::: LISTED RECORDS :::

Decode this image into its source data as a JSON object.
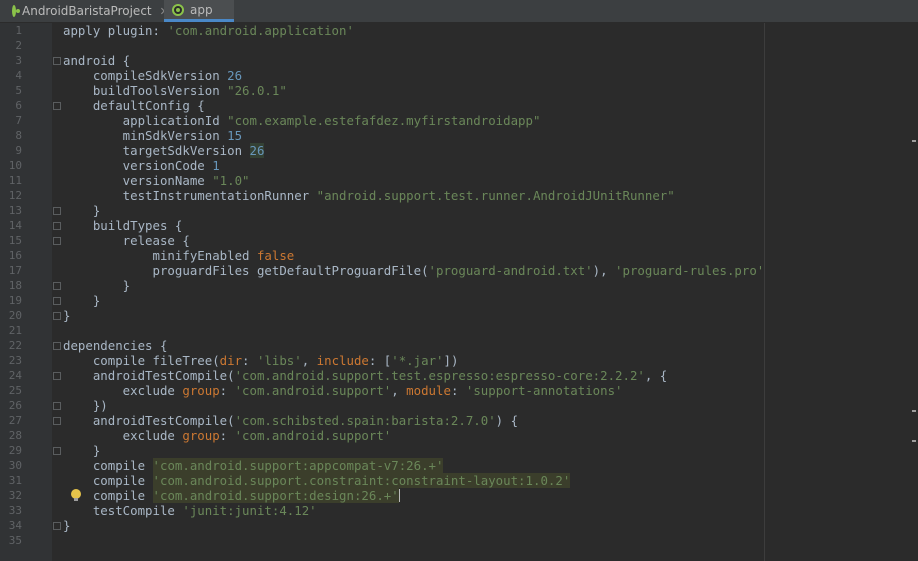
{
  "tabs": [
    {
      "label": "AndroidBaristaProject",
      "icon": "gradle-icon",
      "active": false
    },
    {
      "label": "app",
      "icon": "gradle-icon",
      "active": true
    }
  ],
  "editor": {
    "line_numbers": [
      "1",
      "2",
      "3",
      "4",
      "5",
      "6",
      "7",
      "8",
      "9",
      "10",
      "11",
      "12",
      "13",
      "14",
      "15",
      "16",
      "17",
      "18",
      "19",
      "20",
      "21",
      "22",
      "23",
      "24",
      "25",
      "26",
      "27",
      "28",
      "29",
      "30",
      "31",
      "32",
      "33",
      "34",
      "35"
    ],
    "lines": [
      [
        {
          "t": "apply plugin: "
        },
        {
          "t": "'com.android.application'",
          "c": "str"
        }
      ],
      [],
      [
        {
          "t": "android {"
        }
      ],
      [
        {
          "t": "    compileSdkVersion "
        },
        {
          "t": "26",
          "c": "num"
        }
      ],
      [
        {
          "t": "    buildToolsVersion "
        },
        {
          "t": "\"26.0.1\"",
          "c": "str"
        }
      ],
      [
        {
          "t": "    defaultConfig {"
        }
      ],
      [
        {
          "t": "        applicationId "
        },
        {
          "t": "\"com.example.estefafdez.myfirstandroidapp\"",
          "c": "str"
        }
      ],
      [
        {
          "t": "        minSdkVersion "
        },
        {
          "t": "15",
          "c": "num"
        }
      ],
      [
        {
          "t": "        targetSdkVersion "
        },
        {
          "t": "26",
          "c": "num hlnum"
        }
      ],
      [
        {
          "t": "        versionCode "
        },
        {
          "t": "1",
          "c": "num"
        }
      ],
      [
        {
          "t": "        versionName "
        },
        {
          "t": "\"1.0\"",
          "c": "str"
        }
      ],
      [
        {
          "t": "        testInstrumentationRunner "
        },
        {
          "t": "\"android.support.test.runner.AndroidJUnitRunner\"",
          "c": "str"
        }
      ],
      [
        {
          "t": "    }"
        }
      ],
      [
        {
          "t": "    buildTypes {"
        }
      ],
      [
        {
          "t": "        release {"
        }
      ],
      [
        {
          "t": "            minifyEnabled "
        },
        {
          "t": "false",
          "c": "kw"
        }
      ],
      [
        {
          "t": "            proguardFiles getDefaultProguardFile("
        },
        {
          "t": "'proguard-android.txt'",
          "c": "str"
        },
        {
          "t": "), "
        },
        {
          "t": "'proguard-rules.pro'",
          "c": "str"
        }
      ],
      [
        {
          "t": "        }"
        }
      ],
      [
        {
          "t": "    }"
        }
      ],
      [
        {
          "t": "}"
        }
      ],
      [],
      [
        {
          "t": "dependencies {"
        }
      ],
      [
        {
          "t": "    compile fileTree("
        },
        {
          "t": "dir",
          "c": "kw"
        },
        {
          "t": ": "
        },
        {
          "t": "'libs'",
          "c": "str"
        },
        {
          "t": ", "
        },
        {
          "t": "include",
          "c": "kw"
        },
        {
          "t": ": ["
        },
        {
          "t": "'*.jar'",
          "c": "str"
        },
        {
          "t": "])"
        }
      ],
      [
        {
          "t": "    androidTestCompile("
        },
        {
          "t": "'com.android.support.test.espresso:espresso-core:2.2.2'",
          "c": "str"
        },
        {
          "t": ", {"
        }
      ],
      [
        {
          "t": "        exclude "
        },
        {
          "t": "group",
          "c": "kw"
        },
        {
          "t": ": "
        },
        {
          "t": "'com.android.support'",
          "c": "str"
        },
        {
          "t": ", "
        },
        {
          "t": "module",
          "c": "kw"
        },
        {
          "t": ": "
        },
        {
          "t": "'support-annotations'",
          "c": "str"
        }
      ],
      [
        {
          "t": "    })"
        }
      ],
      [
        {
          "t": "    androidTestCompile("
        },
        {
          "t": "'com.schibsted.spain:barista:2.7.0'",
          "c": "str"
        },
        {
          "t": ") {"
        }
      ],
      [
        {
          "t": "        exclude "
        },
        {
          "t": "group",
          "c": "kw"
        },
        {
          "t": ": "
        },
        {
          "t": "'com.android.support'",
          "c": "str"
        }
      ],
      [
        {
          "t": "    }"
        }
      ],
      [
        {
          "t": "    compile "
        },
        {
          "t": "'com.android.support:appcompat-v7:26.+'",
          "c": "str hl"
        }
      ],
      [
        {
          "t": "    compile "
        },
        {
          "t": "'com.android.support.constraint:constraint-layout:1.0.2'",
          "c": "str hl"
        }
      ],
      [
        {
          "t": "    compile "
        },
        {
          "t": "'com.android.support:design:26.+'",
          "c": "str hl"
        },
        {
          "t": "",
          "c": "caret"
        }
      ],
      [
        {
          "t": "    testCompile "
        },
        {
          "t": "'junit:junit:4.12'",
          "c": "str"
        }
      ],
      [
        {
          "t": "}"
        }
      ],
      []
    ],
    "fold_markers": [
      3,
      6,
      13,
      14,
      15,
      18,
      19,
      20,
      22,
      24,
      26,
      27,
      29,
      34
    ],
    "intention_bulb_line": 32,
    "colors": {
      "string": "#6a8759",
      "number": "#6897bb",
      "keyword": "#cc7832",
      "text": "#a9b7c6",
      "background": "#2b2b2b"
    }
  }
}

:::

EXERCISE AIM: Drop the images and quote the entries word for word.

COMPLETED EXERCISE:
Decode this image into its source data as a JSON object.
{
  "tabs": [
    {
      "label": "AndroidBaristaProject",
      "icon": "gradle-icon",
      "active": false
    },
    {
      "label": "app",
      "icon": "gradle-icon",
      "active": true
    }
  ],
  "editor": {
    "line_numbers": [
      "1",
      "2",
      "3",
      "4",
      "5",
      "6",
      "7",
      "8",
      "9",
      "10",
      "11",
      "12",
      "13",
      "14",
      "15",
      "16",
      "17",
      "18",
      "19",
      "20",
      "21",
      "22",
      "23",
      "24",
      "25",
      "26",
      "27",
      "28",
      "29",
      "30",
      "31",
      "32",
      "33",
      "34",
      "35"
    ],
    "lines": [
      [
        {
          "t": "apply plugin: "
        },
        {
          "t": "'com.android.application'",
          "c": "str"
        }
      ],
      [],
      [
        {
          "t": "android {"
        }
      ],
      [
        {
          "t": "    compileSdkVersion "
        },
        {
          "t": "26",
          "c": "num"
        }
      ],
      [
        {
          "t": "    buildToolsVersion "
        },
        {
          "t": "\"26.0.1\"",
          "c": "str"
        }
      ],
      [
        {
          "t": "    defaultConfig {"
        }
      ],
      [
        {
          "t": "        applicationId "
        },
        {
          "t": "\"com.example.estefafdez.myfirstandroidapp\"",
          "c": "str"
        }
      ],
      [
        {
          "t": "        minSdkVersion "
        },
        {
          "t": "15",
          "c": "num"
        }
      ],
      [
        {
          "t": "        targetSdkVersion "
        },
        {
          "t": "26",
          "c": "num hlnum"
        }
      ],
      [
        {
          "t": "        versionCode "
        },
        {
          "t": "1",
          "c": "num"
        }
      ],
      [
        {
          "t": "        versionName "
        },
        {
          "t": "\"1.0\"",
          "c": "str"
        }
      ],
      [
        {
          "t": "        testInstrumentationRunner "
        },
        {
          "t": "\"android.support.test.runner.AndroidJUnitRunner\"",
          "c": "str"
        }
      ],
      [
        {
          "t": "    }"
        }
      ],
      [
        {
          "t": "    buildTypes {"
        }
      ],
      [
        {
          "t": "        release {"
        }
      ],
      [
        {
          "t": "            minifyEnabled "
        },
        {
          "t": "false",
          "c": "kw"
        }
      ],
      [
        {
          "t": "            proguardFiles getDefaultProguardFile("
        },
        {
          "t": "'proguard-android.txt'",
          "c": "str"
        },
        {
          "t": "), "
        },
        {
          "t": "'proguard-rules.pro'",
          "c": "str"
        }
      ],
      [
        {
          "t": "        }"
        }
      ],
      [
        {
          "t": "    }"
        }
      ],
      [
        {
          "t": "}"
        }
      ],
      [],
      [
        {
          "t": "dependencies {"
        }
      ],
      [
        {
          "t": "    compile fileTree("
        },
        {
          "t": "dir",
          "c": "kw"
        },
        {
          "t": ": "
        },
        {
          "t": "'libs'",
          "c": "str"
        },
        {
          "t": ", "
        },
        {
          "t": "include",
          "c": "kw"
        },
        {
          "t": ": ["
        },
        {
          "t": "'*.jar'",
          "c": "str"
        },
        {
          "t": "])"
        }
      ],
      [
        {
          "t": "    androidTestCompile("
        },
        {
          "t": "'com.android.support.test.espresso:espresso-core:2.2.2'",
          "c": "str"
        },
        {
          "t": ", {"
        }
      ],
      [
        {
          "t": "        exclude "
        },
        {
          "t": "group",
          "c": "kw"
        },
        {
          "t": ": "
        },
        {
          "t": "'com.android.support'",
          "c": "str"
        },
        {
          "t": ", "
        },
        {
          "t": "module",
          "c": "kw"
        },
        {
          "t": ": "
        },
        {
          "t": "'support-annotations'",
          "c": "str"
        }
      ],
      [
        {
          "t": "    })"
        }
      ],
      [
        {
          "t": "    androidTestCompile("
        },
        {
          "t": "'com.schibsted.spain:barista:2.7.0'",
          "c": "str"
        },
        {
          "t": ") {"
        }
      ],
      [
        {
          "t": "        exclude "
        },
        {
          "t": "group",
          "c": "kw"
        },
        {
          "t": ": "
        },
        {
          "t": "'com.android.support'",
          "c": "str"
        }
      ],
      [
        {
          "t": "    }"
        }
      ],
      [
        {
          "t": "    compile "
        },
        {
          "t": "'com.android.support:appcompat-v7:26.+'",
          "c": "str hl"
        }
      ],
      [
        {
          "t": "    compile "
        },
        {
          "t": "'com.android.support.constraint:constraint-layout:1.0.2'",
          "c": "str hl"
        }
      ],
      [
        {
          "t": "    compile "
        },
        {
          "t": "'com.android.support:design:26.+'",
          "c": "str hl"
        },
        {
          "t": "",
          "c": "caret"
        }
      ],
      [
        {
          "t": "    testCompile "
        },
        {
          "t": "'junit:junit:4.12'",
          "c": "str"
        }
      ],
      [
        {
          "t": "}"
        }
      ],
      []
    ],
    "fold_markers": [
      3,
      6,
      13,
      14,
      15,
      18,
      19,
      20,
      22,
      24,
      26,
      27,
      29,
      34
    ],
    "intention_bulb_line": 32,
    "colors": {
      "string": "#6a8759",
      "number": "#6897bb",
      "keyword": "#cc7832",
      "text": "#a9b7c6",
      "background": "#2b2b2b"
    }
  }
}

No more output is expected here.